▶ **Excerpted records**:
══════════
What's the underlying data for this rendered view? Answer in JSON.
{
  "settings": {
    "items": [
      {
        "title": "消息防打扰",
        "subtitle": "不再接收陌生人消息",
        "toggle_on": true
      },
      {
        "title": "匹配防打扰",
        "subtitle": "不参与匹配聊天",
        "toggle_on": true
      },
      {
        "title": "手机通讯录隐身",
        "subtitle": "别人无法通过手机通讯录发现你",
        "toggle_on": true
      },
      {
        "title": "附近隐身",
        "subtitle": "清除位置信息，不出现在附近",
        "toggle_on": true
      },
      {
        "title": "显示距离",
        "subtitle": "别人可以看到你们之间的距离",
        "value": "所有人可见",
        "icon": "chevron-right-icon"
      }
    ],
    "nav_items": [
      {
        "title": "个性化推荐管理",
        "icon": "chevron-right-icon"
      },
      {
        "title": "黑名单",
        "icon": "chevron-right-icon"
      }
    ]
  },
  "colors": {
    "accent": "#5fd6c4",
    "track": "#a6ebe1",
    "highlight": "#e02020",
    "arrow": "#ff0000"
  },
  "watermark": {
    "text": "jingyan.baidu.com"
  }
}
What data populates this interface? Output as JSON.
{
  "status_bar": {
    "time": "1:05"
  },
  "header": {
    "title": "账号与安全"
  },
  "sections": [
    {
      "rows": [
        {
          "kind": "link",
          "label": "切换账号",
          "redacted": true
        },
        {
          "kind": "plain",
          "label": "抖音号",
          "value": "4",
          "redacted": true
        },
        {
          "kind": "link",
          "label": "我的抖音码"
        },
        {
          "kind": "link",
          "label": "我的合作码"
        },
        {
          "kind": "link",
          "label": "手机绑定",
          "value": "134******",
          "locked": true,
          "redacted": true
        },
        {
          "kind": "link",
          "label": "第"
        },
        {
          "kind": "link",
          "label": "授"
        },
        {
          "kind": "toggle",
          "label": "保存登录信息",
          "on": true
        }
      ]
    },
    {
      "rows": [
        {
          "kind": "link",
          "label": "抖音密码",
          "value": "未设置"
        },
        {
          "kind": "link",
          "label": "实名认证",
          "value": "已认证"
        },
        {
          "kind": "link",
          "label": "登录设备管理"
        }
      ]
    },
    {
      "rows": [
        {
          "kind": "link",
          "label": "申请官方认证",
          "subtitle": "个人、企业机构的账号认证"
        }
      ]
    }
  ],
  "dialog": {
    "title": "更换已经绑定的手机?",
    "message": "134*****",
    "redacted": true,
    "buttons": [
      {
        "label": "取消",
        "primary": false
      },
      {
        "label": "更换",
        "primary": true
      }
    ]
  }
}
══════════
▶ **Problem to solve**:
Pick out every line holding the string "data" and return it.

▶ **Written response**:
What's the underlying data for this rendered view? Answer in JSON.
What data populates this interface? Output as JSON.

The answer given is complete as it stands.